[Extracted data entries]
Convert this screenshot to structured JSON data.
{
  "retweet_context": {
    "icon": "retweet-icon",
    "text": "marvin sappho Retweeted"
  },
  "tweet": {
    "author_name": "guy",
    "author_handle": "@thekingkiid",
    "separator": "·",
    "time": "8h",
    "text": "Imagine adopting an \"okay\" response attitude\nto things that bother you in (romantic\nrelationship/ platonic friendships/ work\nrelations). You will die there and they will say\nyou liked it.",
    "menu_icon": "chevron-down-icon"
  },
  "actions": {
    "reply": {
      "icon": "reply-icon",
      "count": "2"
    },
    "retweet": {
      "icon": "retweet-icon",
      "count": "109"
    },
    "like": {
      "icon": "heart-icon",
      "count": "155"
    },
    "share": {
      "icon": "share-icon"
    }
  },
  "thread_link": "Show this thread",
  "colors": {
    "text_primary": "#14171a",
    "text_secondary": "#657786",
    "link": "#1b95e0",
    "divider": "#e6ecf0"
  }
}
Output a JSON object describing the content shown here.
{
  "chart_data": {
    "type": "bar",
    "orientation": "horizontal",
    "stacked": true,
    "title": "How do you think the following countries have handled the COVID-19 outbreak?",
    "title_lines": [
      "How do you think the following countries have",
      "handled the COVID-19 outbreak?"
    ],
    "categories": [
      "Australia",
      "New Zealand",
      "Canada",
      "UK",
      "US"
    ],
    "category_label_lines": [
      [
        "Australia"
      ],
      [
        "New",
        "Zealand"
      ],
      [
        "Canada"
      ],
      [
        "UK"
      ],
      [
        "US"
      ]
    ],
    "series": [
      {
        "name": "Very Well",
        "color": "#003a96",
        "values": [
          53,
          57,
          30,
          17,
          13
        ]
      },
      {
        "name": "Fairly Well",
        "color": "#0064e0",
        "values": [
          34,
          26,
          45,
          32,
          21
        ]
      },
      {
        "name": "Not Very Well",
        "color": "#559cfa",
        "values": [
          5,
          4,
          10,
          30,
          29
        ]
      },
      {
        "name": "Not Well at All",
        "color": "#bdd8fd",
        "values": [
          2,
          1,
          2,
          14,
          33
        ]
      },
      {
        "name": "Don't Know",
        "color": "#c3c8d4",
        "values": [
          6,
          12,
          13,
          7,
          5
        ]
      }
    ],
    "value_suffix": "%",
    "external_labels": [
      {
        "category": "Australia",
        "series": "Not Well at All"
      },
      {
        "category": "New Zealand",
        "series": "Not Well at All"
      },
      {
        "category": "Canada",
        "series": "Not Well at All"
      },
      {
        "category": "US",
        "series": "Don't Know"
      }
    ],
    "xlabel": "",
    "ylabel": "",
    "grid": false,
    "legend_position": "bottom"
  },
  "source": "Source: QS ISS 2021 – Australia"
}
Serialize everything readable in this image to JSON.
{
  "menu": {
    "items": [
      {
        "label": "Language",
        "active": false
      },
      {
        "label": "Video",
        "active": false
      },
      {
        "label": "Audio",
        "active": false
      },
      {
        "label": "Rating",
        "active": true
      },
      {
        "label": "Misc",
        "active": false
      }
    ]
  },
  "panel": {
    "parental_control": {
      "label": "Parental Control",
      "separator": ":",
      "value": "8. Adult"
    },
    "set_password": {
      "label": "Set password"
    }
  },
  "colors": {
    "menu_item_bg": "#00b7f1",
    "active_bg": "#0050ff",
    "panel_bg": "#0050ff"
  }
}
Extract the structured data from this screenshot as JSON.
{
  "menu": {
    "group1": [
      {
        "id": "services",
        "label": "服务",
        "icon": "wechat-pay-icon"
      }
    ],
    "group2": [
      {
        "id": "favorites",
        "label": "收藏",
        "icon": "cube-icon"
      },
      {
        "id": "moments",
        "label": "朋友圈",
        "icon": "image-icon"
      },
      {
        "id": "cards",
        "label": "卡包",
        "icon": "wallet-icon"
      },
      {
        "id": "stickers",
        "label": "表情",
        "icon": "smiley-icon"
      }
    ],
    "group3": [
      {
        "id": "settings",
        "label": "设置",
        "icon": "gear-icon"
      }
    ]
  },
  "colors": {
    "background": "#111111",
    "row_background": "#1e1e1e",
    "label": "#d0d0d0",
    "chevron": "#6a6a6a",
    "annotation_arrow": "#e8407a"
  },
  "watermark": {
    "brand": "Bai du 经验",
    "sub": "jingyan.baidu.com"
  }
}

- _Do this_:
Repeat all the entries exactly as given.

- _Written answer_:
Convert this screenshot to structured JSON data.
{
  "retweet_context": {
    "icon": "retweet-icon",
    "text": "marvin sappho Retweeted"
  },
  "tweet": {
    "author_name": "guy",
    "author_handle": "@thekingkiid",
    "separator": "·",
    "time": "8h",
    "text": "Imagine adopting an \"okay\" response attitude\nto things that bother you in (romantic\nrelationship/ platonic friendships/ work\nrelations). You will die there and they will say\nyou liked it.",
    "menu_icon": "chevron-down-icon"
  },
  "actions": {
    "reply": {
      "icon": "reply-icon",
      "count": "2"
    },
    "retweet": {
      "icon": "retweet-icon",
      "count": "109"
    },
    "like": {
      "icon": "heart-icon",
      "count": "155"
    },
    "share": {
      "icon": "share-icon"
    }
  },
  "thread_link": "Show this thread",
  "colors": {
    "text_primary": "#14171a",
    "text_secondary": "#657786",
    "link": "#1b95e0",
    "divider": "#e6ecf0"
  }
}
Output a JSON object describing the content shown here.
{
  "chart_data": {
    "type": "bar",
    "orientation": "horizontal",
    "stacked": true,
    "title": "How do you think the following countries have handled the COVID-19 outbreak?",
    "title_lines": [
      "How do you think the following countries have",
      "handled the COVID-19 outbreak?"
    ],
    "categories": [
      "Australia",
      "New Zealand",
      "Canada",
      "UK",
      "US"
    ],
    "category_label_lines": [
      [
        "Australia"
      ],
      [
        "New",
        "Zealand"
      ],
      [
        "Canada"
      ],
      [
        "UK"
      ],
      [
        "US"
      ]
    ],
    "series": [
      {
        "name": "Very Well",
        "color": "#003a96",
        "values": [
          53,
          57,
          30,
          17,
          13
        ]
      },
      {
        "name": "Fairly Well",
        "color": "#0064e0",
        "values": [
          34,
          26,
          45,
          32,
          21
        ]
      },
      {
        "name": "Not Very Well",
        "color": "#559cfa",
        "values": [
          5,
          4,
          10,
          30,
          29
        ]
      },
      {
        "name": "Not Well at All",
        "color": "#bdd8fd",
        "values": [
          2,
          1,
          2,
          14,
          33
        ]
      },
      {
        "name": "Don't Know",
        "color": "#c3c8d4",
        "values": [
          6,
          12,
          13,
          7,
          5
        ]
      }
    ],
    "value_suffix": "%",
    "external_labels": [
      {
        "category": "Australia",
        "series": "Not Well at All"
      },
      {
        "category": "New Zealand",
        "series": "Not Well at All"
      },
      {
        "category": "Canada",
        "series": "Not Well at All"
      },
      {
        "category": "US",
        "series": "Don't Know"
      }
    ],
    "xlabel": "",
    "ylabel": "",
    "grid": false,
    "legend_position": "bottom"
  },
  "source": "Source: QS ISS 2021 – Australia"
}
Serialize everything readable in this image to JSON.
{
  "menu": {
    "items": [
      {
        "label": "Language",
        "active": false
      },
      {
        "label": "Video",
        "active": false
      },
      {
        "label": "Audio",
        "active": false
      },
      {
        "label": "Rating",
        "active": true
      },
      {
        "label": "Misc",
        "active": false
      }
    ]
  },
  "panel": {
    "parental_control": {
      "label": "Parental Control",
      "separator": ":",
      "value": "8. Adult"
    },
    "set_password": {
      "label": "Set password"
    }
  },
  "colors": {
    "menu_item_bg": "#00b7f1",
    "active_bg": "#0050ff",
    "panel_bg": "#0050ff"
  }
}
Extract the structured data from this screenshot as JSON.
{
  "menu": {
    "group1": [
      {
        "id": "services",
        "label": "服务",
        "icon": "wechat-pay-icon"
      }
    ],
    "group2": [
      {
        "id": "favorites",
        "label": "收藏",
        "icon": "cube-icon"
      },
      {
        "id": "moments",
        "label": "朋友圈",
        "icon": "image-icon"
      },
      {
        "id": "cards",
        "label": "卡包",
        "icon": "wallet-icon"
      },
      {
        "id": "stickers",
        "label": "表情",
        "icon": "smiley-icon"
      }
    ],
    "group3": [
      {
        "id": "settings",
        "label": "设置",
        "icon": "gear-icon"
      }
    ]
  },
  "colors": {
    "background": "#111111",
    "row_background": "#1e1e1e",
    "label": "#d0d0d0",
    "chevron": "#6a6a6a",
    "annotation_arrow": "#e8407a"
  },
  "watermark": {
    "brand": "Bai du 经验",
    "sub": "jingyan.baidu.com"
  }
}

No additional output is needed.